> _Records supplied_
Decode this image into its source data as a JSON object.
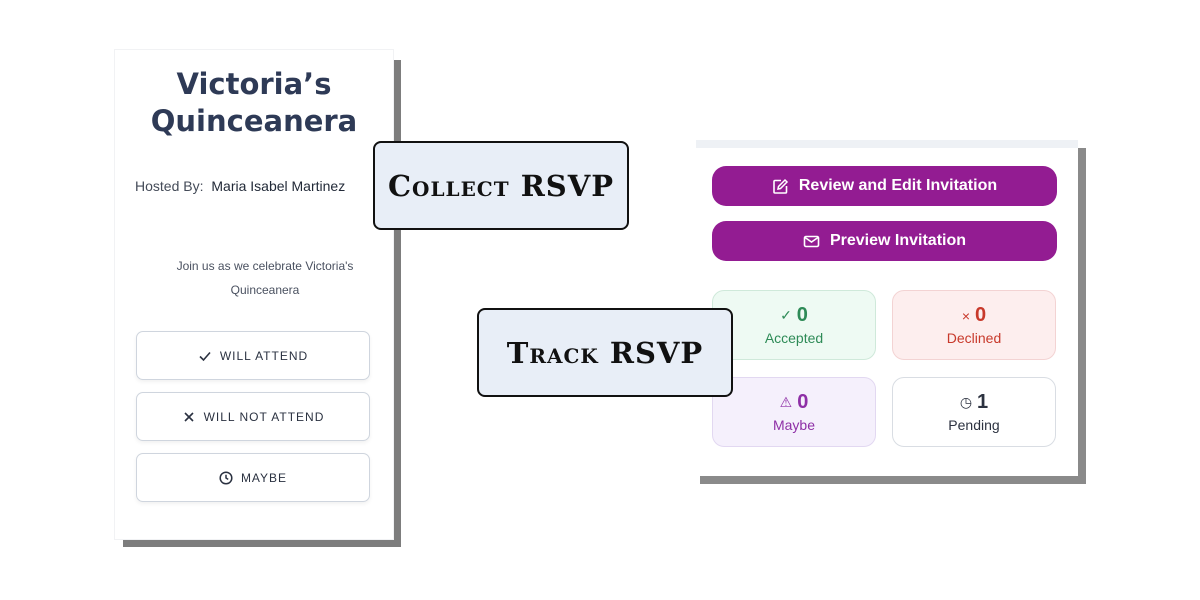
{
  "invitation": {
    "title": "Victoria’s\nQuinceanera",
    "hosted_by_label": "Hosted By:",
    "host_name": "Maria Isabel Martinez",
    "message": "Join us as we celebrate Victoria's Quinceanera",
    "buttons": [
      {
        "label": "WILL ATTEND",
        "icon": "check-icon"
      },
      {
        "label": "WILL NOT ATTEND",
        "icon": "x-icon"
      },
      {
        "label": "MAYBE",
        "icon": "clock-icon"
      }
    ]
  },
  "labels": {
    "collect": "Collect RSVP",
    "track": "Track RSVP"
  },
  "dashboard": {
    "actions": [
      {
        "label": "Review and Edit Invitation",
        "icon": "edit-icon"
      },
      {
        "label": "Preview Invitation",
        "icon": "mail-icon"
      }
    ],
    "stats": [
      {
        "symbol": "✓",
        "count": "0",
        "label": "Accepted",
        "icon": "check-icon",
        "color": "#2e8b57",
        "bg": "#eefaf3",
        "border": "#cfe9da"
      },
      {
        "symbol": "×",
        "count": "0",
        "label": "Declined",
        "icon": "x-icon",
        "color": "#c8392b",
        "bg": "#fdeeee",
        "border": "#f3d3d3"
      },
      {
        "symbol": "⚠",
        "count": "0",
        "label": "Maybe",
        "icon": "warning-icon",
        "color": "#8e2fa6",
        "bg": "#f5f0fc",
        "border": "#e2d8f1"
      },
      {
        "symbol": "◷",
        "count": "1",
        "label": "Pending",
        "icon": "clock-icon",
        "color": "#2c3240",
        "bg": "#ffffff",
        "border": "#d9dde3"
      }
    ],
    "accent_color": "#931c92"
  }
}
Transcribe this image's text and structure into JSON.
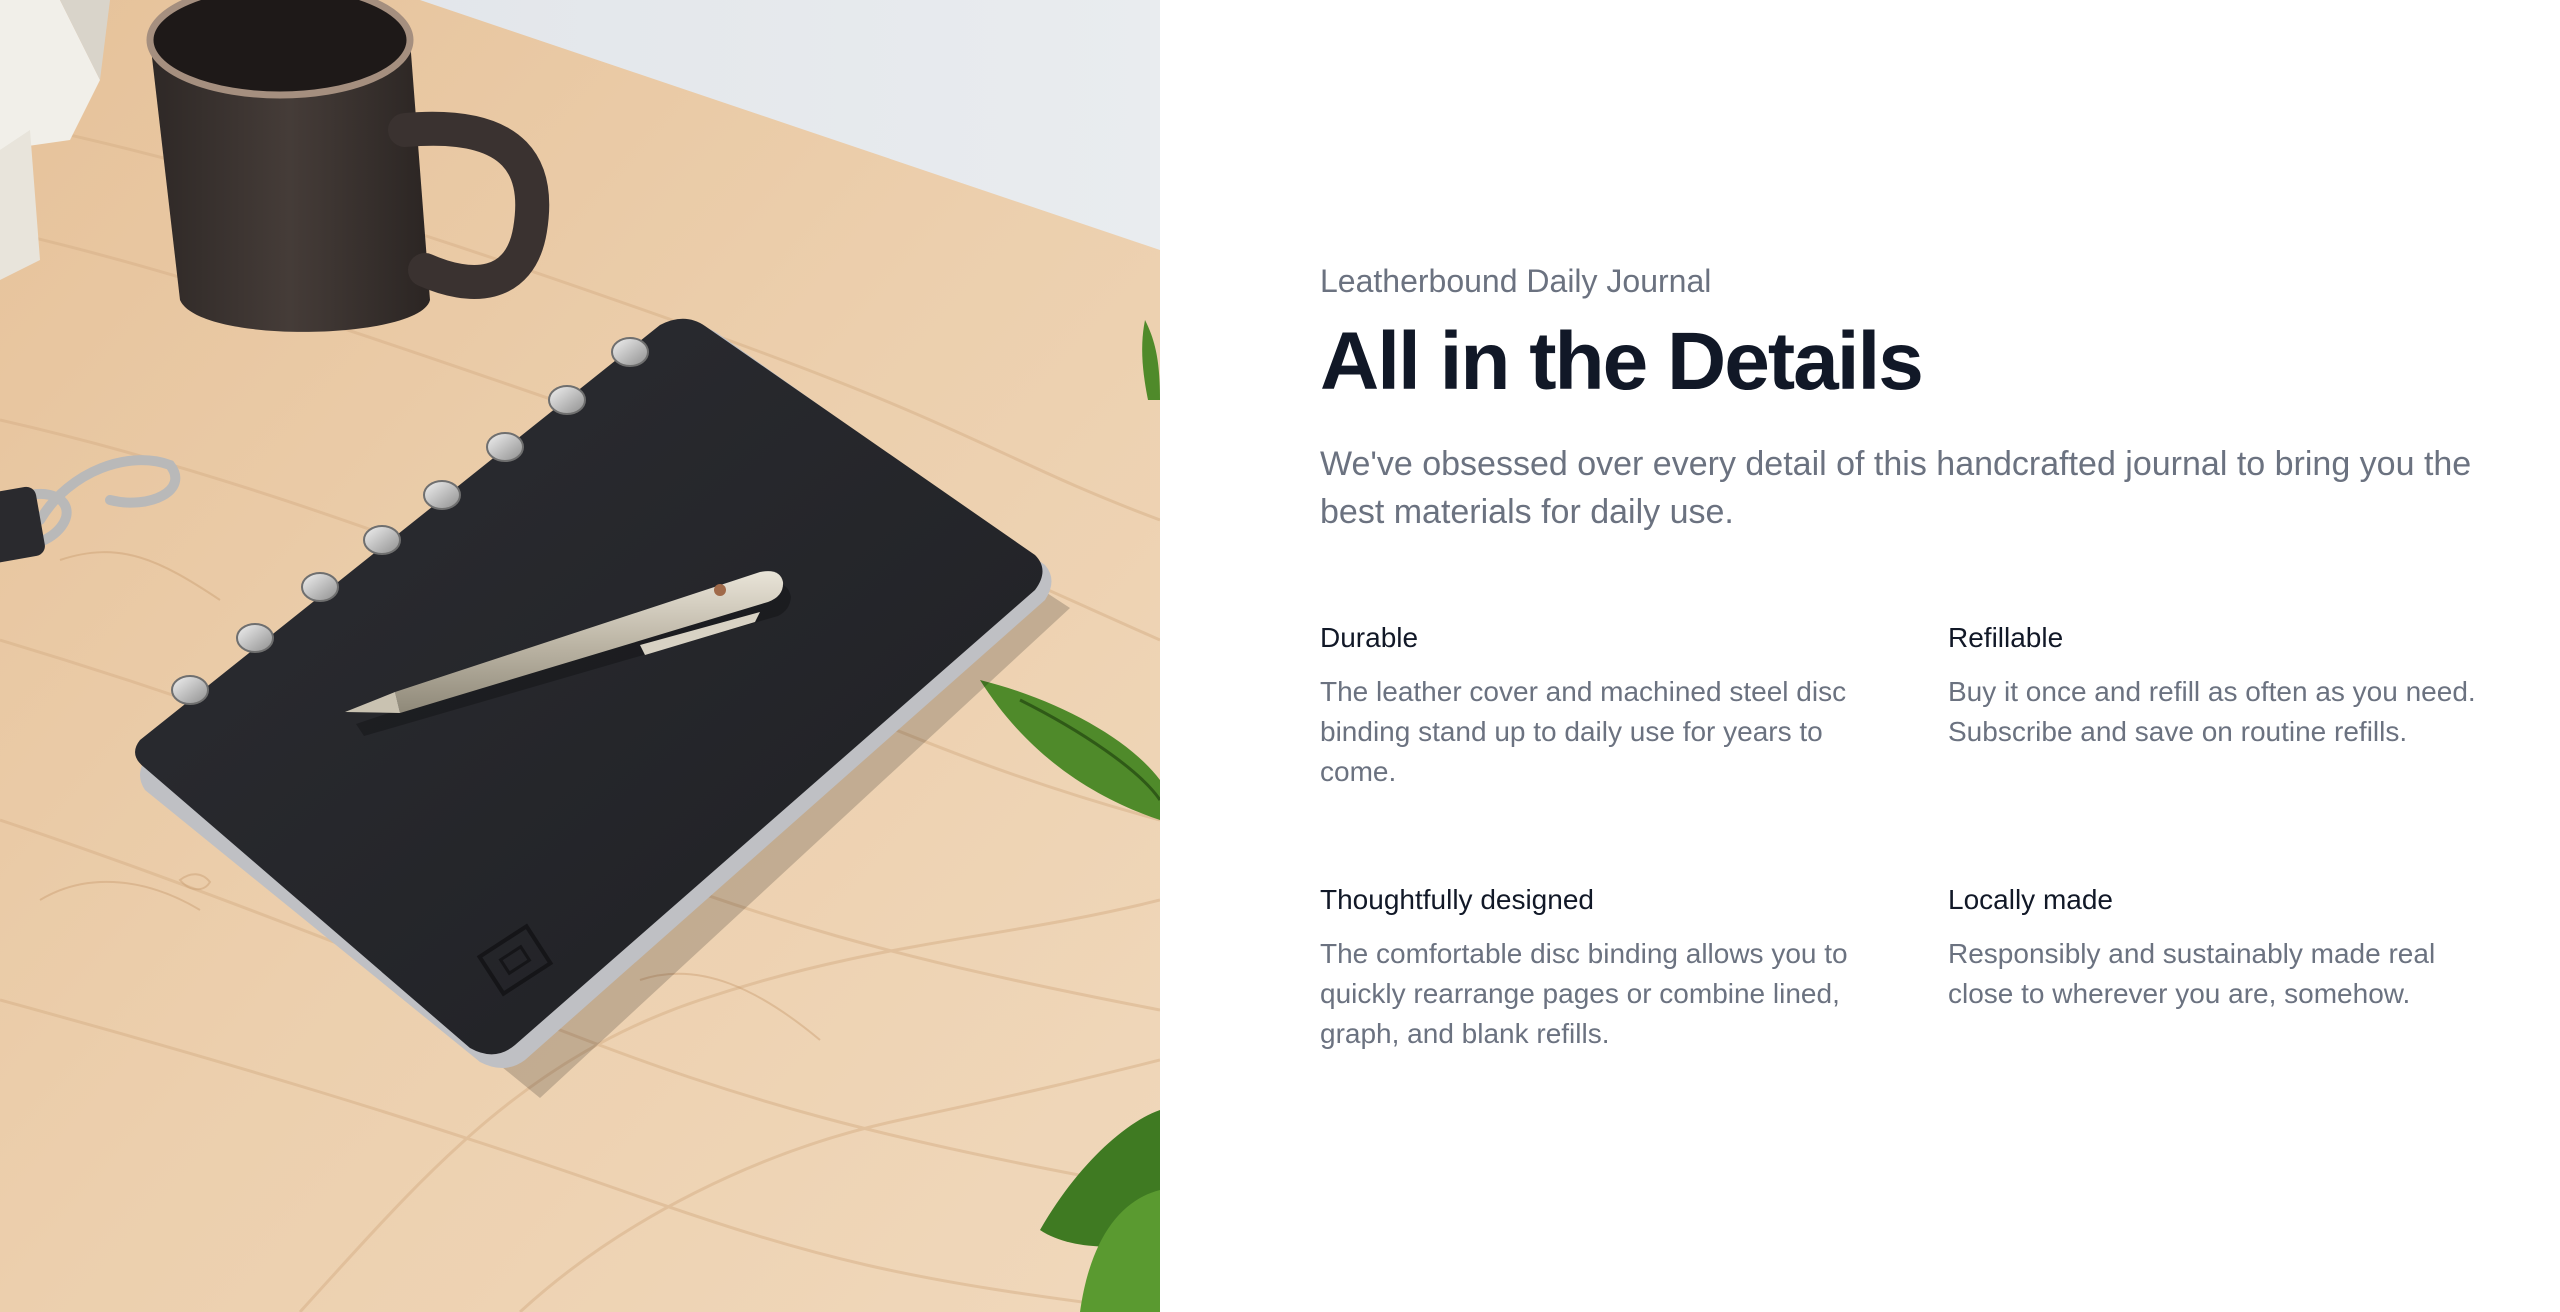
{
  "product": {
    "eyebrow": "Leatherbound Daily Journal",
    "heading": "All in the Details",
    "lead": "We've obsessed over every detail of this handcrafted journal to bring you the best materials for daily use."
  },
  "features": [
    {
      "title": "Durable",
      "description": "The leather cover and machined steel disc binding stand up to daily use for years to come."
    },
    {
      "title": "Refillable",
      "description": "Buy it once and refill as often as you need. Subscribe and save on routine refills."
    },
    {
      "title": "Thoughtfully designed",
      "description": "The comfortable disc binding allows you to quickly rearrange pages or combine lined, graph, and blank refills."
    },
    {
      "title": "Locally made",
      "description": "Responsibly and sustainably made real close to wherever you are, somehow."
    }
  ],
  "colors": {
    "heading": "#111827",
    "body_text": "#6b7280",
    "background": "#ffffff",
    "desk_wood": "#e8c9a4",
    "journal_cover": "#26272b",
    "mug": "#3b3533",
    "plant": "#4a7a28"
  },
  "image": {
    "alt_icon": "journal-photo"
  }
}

> _What is required_
Report only how many lines of the listing hold the word "made".

> _Exercise answer_
2